§ DATA EXTRACT:

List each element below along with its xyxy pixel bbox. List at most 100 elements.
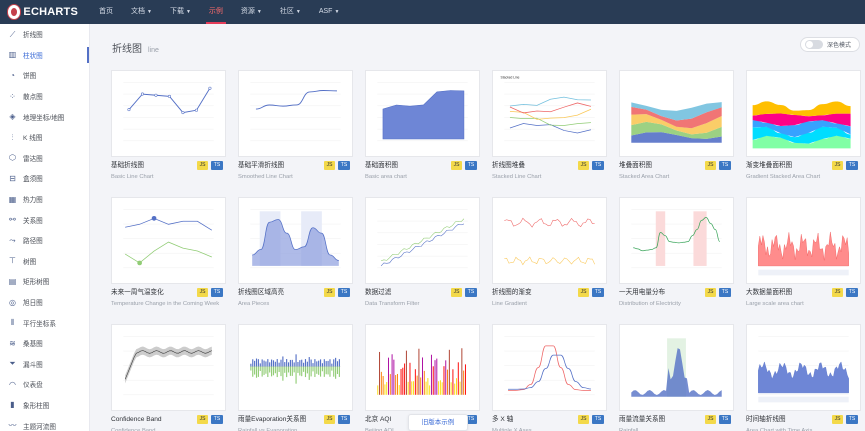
ts-badge[interactable]: TS <box>719 161 731 170</box>
example-thumbnail[interactable] <box>111 70 226 157</box>
ts-badge[interactable]: TS <box>211 415 223 424</box>
example-card[interactable]: Confidence Band JS TS Confidence Band <box>111 324 226 431</box>
example-title[interactable]: 雨量流量关系图 <box>619 416 666 423</box>
example-card[interactable]: 堆叠面积图 JS TS Stacked Area Chart <box>619 70 734 190</box>
example-thumbnail[interactable] <box>111 197 226 284</box>
example-thumbnail[interactable] <box>619 197 734 284</box>
js-badge[interactable]: JS <box>324 288 335 297</box>
example-title[interactable]: 未来一周气温变化 <box>111 289 164 296</box>
ts-badge[interactable]: TS <box>719 415 731 424</box>
example-thumbnail[interactable] <box>238 197 353 284</box>
example-thumbnail[interactable] <box>746 70 861 157</box>
sidebar-item-6[interactable]: ⬡ 雷达图 <box>0 148 89 169</box>
js-badge[interactable]: JS <box>832 288 843 297</box>
example-thumbnail[interactable] <box>238 70 353 157</box>
example-card[interactable]: 一天用电量分布 JS TS Distribution of Electricity <box>619 197 734 317</box>
sidebar-item-11[interactable]: ⊤ 树图 <box>0 251 89 272</box>
example-card[interactable]: Stacked Line 折线图堆叠 JS TS Stacked Line Chart <box>492 70 607 190</box>
nav-item-6[interactable]: ASF ▼ <box>310 0 349 24</box>
js-badge[interactable]: JS <box>578 288 589 297</box>
js-badge[interactable]: JS <box>324 415 335 424</box>
example-card[interactable]: 雨量流量关系图 JS TS Rainfall <box>619 324 734 431</box>
example-thumbnail[interactable] <box>619 70 734 157</box>
example-thumbnail[interactable] <box>238 324 353 411</box>
example-thumbnail[interactable] <box>746 324 861 411</box>
example-title[interactable]: 一天用电量分布 <box>619 289 666 296</box>
example-card[interactable]: 北京 AQIJSTSBeijing AQI <box>365 324 480 431</box>
example-title[interactable]: 北京 AQI <box>365 416 392 423</box>
example-thumbnail[interactable] <box>619 324 734 411</box>
example-thumbnail[interactable] <box>492 324 607 411</box>
js-badge[interactable]: JS <box>705 415 716 424</box>
sidebar-item-8[interactable]: ▦ 热力图 <box>0 189 89 210</box>
ts-badge[interactable]: TS <box>846 415 858 424</box>
nav-item-0[interactable]: 首页 <box>90 0 122 24</box>
js-badge[interactable]: JS <box>197 415 208 424</box>
example-card[interactable]: 未来一周气温变化 JS TS Temperature Change in the Co… <box>111 197 226 317</box>
example-card[interactable]: 雨量Evaporation关系图 JS TS Rainfall vs Evaporat… <box>238 324 353 431</box>
nav-item-3[interactable]: 示例 <box>200 0 232 24</box>
sidebar-item-10[interactable]: ⤳ 路径图 <box>0 230 89 251</box>
example-card[interactable]: 基础平滑折线图 JS TS Smoothed Line Chart <box>238 70 353 190</box>
example-thumbnail[interactable] <box>365 70 480 157</box>
sidebar-item-19[interactable]: 〰主题河流图 <box>0 415 89 431</box>
example-title[interactable]: 基础面积图 <box>365 162 398 169</box>
ts-badge[interactable]: TS <box>465 161 477 170</box>
example-title[interactable]: 多 X 轴 <box>492 416 514 423</box>
example-title[interactable]: 雨量Evaporation关系图 <box>238 416 307 423</box>
sidebar-item-16[interactable]: ⏷ 漏斗图 <box>0 354 89 375</box>
js-badge[interactable]: JS <box>705 161 716 170</box>
example-card[interactable]: 渐变堆叠面积图 JS TS Gradient Stacked Area Chart <box>746 70 861 190</box>
ts-badge[interactable]: TS <box>719 288 731 297</box>
dark-mode-toggle[interactable]: 深色模式 <box>800 37 860 52</box>
old-version-examples-button[interactable]: 旧版本示例 <box>408 414 468 431</box>
sidebar-item-17[interactable]: ◠ 仪表盘 <box>0 374 89 395</box>
js-badge[interactable]: JS <box>832 415 843 424</box>
example-title[interactable]: 折线图堆叠 <box>492 162 525 169</box>
sidebar-item-3[interactable]: ⁘ 散点图 <box>0 86 89 107</box>
example-card[interactable]: 折线图的渐变 JS TS Line Gradient <box>492 197 607 317</box>
js-badge[interactable]: JS <box>197 288 208 297</box>
example-title[interactable]: 基础折线图 <box>111 162 144 169</box>
sidebar-item-13[interactable]: ◎ 旭日图 <box>0 292 89 313</box>
echarts-logo[interactable]: ECHARTS <box>8 5 78 19</box>
ts-badge[interactable]: TS <box>465 288 477 297</box>
example-title[interactable]: 折线图的渐变 <box>492 289 532 296</box>
sidebar-item-0[interactable]: ⟋ 折线图 <box>0 24 89 45</box>
sidebar-item-1[interactable]: ▥ 柱状图 <box>0 45 89 66</box>
sidebar-item-7[interactable]: ⊟ 盒须图 <box>0 168 89 189</box>
js-badge[interactable]: JS <box>451 288 462 297</box>
example-title[interactable]: 数据过滤 <box>365 289 392 296</box>
sidebar-item-2[interactable]: ◔ 饼图 <box>0 65 89 86</box>
js-badge[interactable]: JS <box>578 415 589 424</box>
ts-badge[interactable]: TS <box>846 288 858 297</box>
ts-badge[interactable]: TS <box>592 415 604 424</box>
example-title[interactable]: 大数据量面积图 <box>746 289 793 296</box>
example-card[interactable]: 折线图区域高亮 JS TS Area Pieces <box>238 197 353 317</box>
ts-badge[interactable]: TS <box>211 161 223 170</box>
ts-badge[interactable]: TS <box>338 415 350 424</box>
example-thumbnail[interactable] <box>492 197 607 284</box>
nav-item-5[interactable]: 社区 ▼ <box>271 0 310 24</box>
example-thumbnail[interactable] <box>365 197 480 284</box>
sidebar-item-15[interactable]: ≋ 桑基图 <box>0 333 89 354</box>
js-badge[interactable]: JS <box>451 161 462 170</box>
js-badge[interactable]: JS <box>197 161 208 170</box>
js-badge[interactable]: JS <box>705 288 716 297</box>
example-title[interactable]: 渐变堆叠面积图 <box>746 162 793 169</box>
nav-item-1[interactable]: 文档 ▼ <box>122 0 161 24</box>
example-thumbnail[interactable] <box>111 324 226 411</box>
example-card[interactable]: 数据过滤 JS TS Data Transform Filter <box>365 197 480 317</box>
example-title[interactable]: 基础平滑折线图 <box>238 162 285 169</box>
example-thumbnail[interactable] <box>746 197 861 284</box>
nav-item-4[interactable]: 资源 ▼ <box>232 0 271 24</box>
example-card[interactable]: 大数据量面积图 JS TS Large scale area chart <box>746 197 861 317</box>
ts-badge[interactable]: TS <box>592 288 604 297</box>
sidebar-item-9[interactable]: ⚯ 关系图 <box>0 209 89 230</box>
example-title[interactable]: Confidence Band <box>111 416 162 423</box>
example-title[interactable]: 时间轴折线图 <box>746 416 786 423</box>
sidebar-item-18[interactable]: ▮ 象形柱图 <box>0 395 89 416</box>
sidebar-item-14[interactable]: ⫴ 平行坐标系 <box>0 312 89 333</box>
ts-badge[interactable]: TS <box>465 415 477 424</box>
js-badge[interactable]: JS <box>832 161 843 170</box>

§ YOUR TASK:
List every line in the data above that contains the string "折线图的渐变". Case counts.

§ CORRECT OUTPUT:
example-card[interactable]: 折线图的渐变 JS TS Line Gradient <box>492 197 607 317</box>
example-title[interactable]: 折线图的渐变 <box>492 289 532 296</box>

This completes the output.